[Stored records]
____
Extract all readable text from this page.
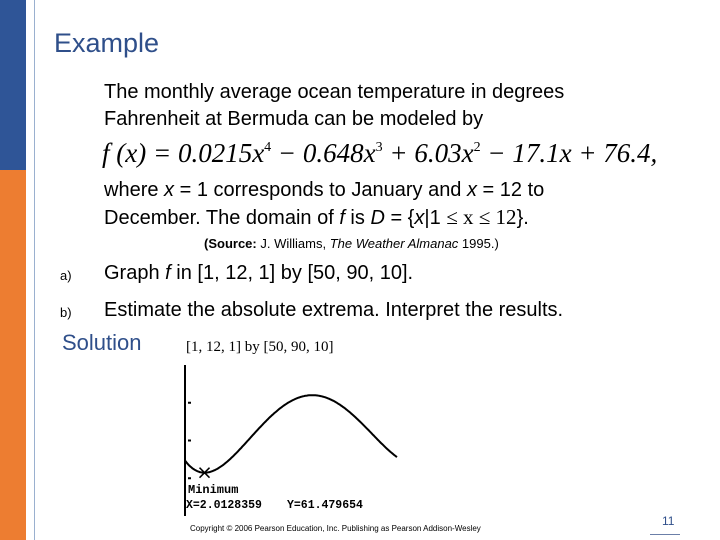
Example
The monthly average ocean temperature in degrees
Fahrenheit at Bermuda can be modeled by
f $(x) = 0.0215x^4 - 0.648x^3 + 6.03x^2 - 17.1x + 76.4$,
where x = 1 corresponds to January and x = 12 to
December. The domain of f is D = {x|1 ≤ x ≤ 12}.
(Source: J. Williams, The Weather Almanac 1995.)
a) Graph f in [1, 12, 1] by [50, 90, 10].
b) Estimate the absolute extrema. Interpret the results.
Solution	[1, 12, 1] by [50, 90, 10]
Minimum
X=2.0128359 Y=61.479654
Copyright © 2006 Pearson Education, Inc. Publishing as Pearson Addison-Wesley
11
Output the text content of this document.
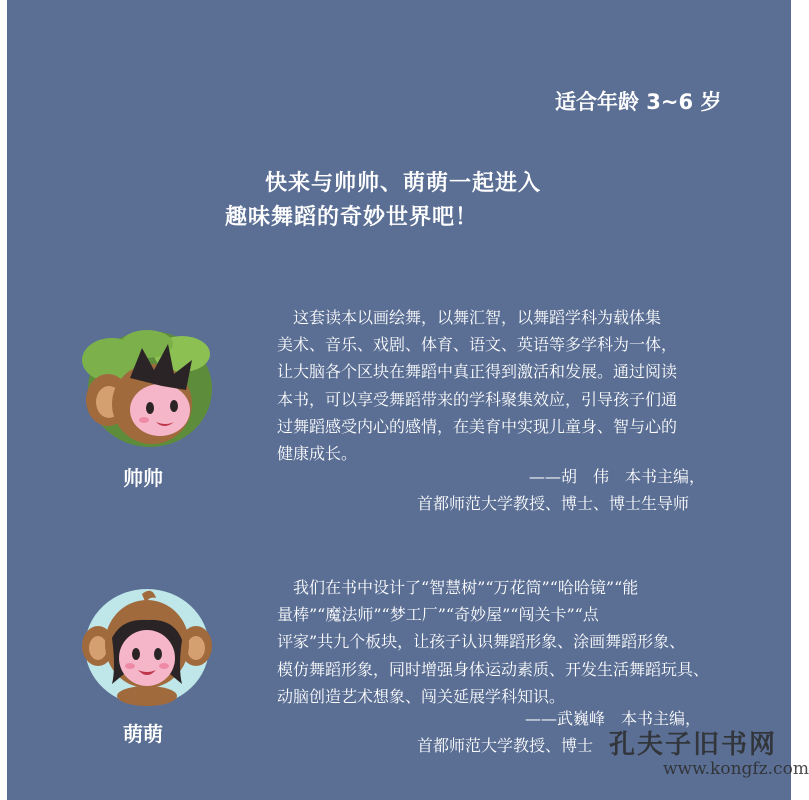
适合年龄 3~6 岁
快来与帅帅、萌萌一起进入
趣味舞蹈的奇妙世界吧！
帅帅
这套读本以画绘舞，以舞汇智，以舞蹈学科为载体集
美术、音乐、戏剧、体育、语文、英语等多学科为一体，
让大脑各个区块在舞蹈中真正得到激活和发展。通过阅读
本书，可以享受舞蹈带来的学科聚集效应，引导孩子们通
过舞蹈感受内心的感情，在美育中实现儿童身、智与心的
健康成长。
——胡　伟　本书主编，
首都师范大学教授、博士、博士生导师
萌萌
我们在书中设计了“智慧树”“万花筒”“哈哈镜”“能
量棒”“魔法师”“梦工厂”“奇妙屋”“闯关卡”“点
评家”共九个板块，让孩子认识舞蹈形象、涂画舞蹈形象、
模仿舞蹈形象，同时增强身体运动素质、开发生活舞蹈玩具、
动脑创造艺术想象、闯关延展学科知识。
——武巍峰　本书主编，
首都师范大学教授、博士 孔夫子旧书网
www.kongfz.com
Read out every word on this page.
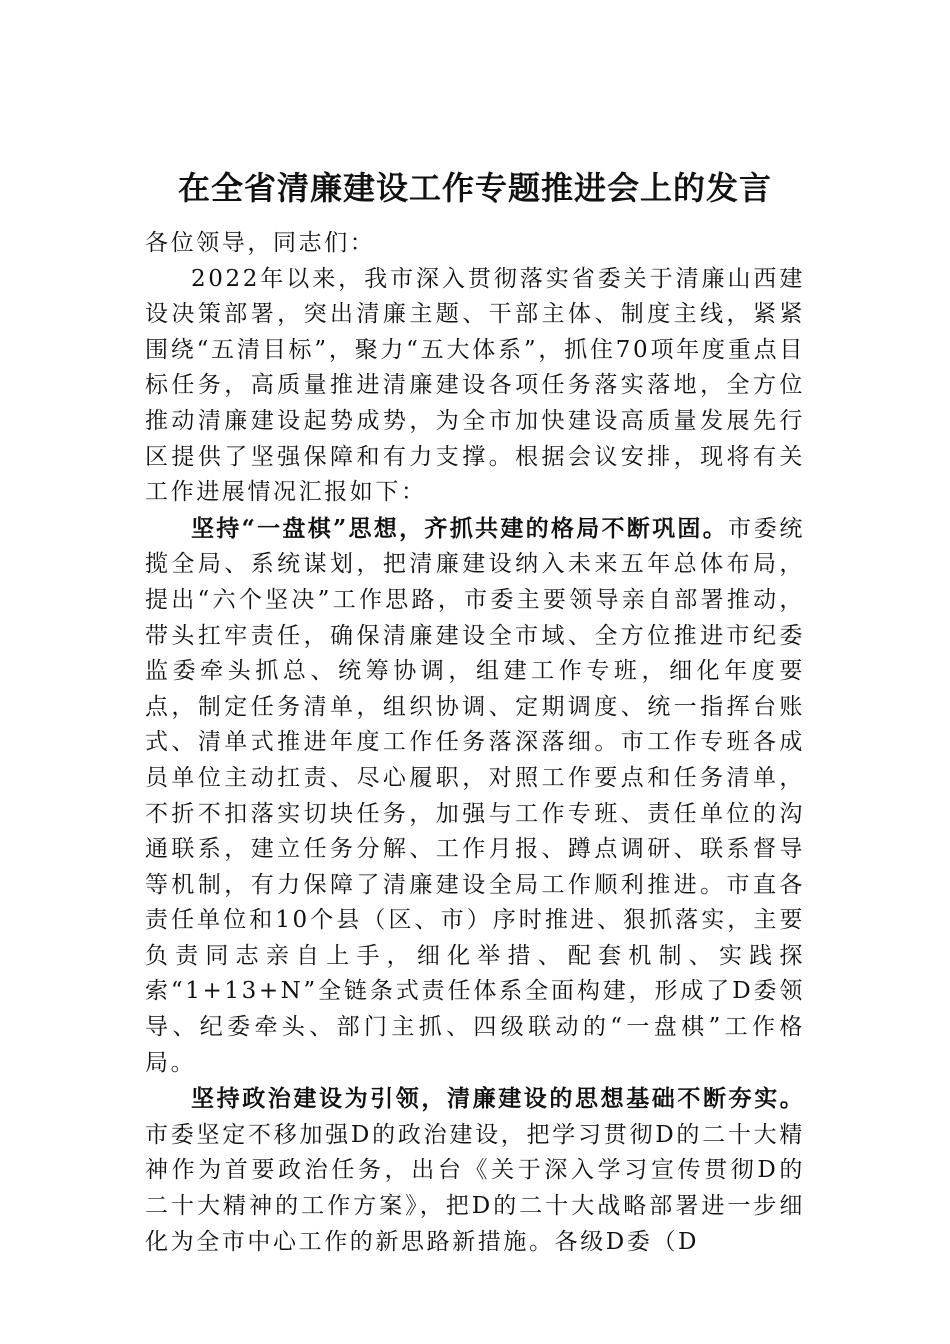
在全省清廉建设工作专题推进会上的发言

各位领导，同志们：

2022年以来，我市深入贯彻落实省委关于清廉山西建设决策部署，突出清廉主题、干部主体、制度主线，紧紧围绕“五清目标”，聚力“五大体系”，抓住70项年度重点目标任务，高质量推进清廉建设各项任务落实落地，全方位推动清廉建设起势成势，为全市加快建设高质量发展先行区提供了坚强保障和有力支撑。根据会议安排，现将有关工作进展情况汇报如下：

坚持“一盘棋”思想，齐抓共建的格局不断巩固。市委统揽全局、系统谋划，把清廉建设纳入未来五年总体布局，提出“六个坚决”工作思路，市委主要领导亲自部署推动，带头扛牢责任，确保清廉建设全市域、全方位推进市纪委监委牵头抓总、统筹协调，组建工作专班，细化年度要点，制定任务清单，组织协调、定期调度、统一指挥台账式、清单式推进年度工作任务落深落细。市工作专班各成员单位主动扛责、尽心履职，对照工作要点和任务清单，不折不扣落实切块任务，加强与工作专班、责任单位的沟通联系，建立任务分解、工作月报、蹲点调研、联系督导等机制，有力保障了清廉建设全局工作顺利推进。市直各责任单位和10个县（区、市）序时推进、狠抓落实，主要负责同志亲自上手，细化举措、配套机制、实践探索“1+13+N”全链条式责任体系全面构建，形成了D委领导、纪委牵头、部门主抓、四级联动的“一盘棋”工作格局。

坚持政治建设为引领，清廉建设的思想基础不断夯实。市委坚定不移加强D的政治建设，把学习贯彻D的二十大精神作为首要政治任务，出台《关于深入学习宣传贯彻D的二十大精神的工作方案》，把D的二十大战略部署进一步细化为全市中心工作的新思路新措施。各级D委（D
____
» To do:
Only lines with "首都师范大学教授" are wanted here; list each of them.

» Solution to the problem:
首都师范大学教授、博士、博士生导师
首都师范大学教授、博士 孔夫子旧书网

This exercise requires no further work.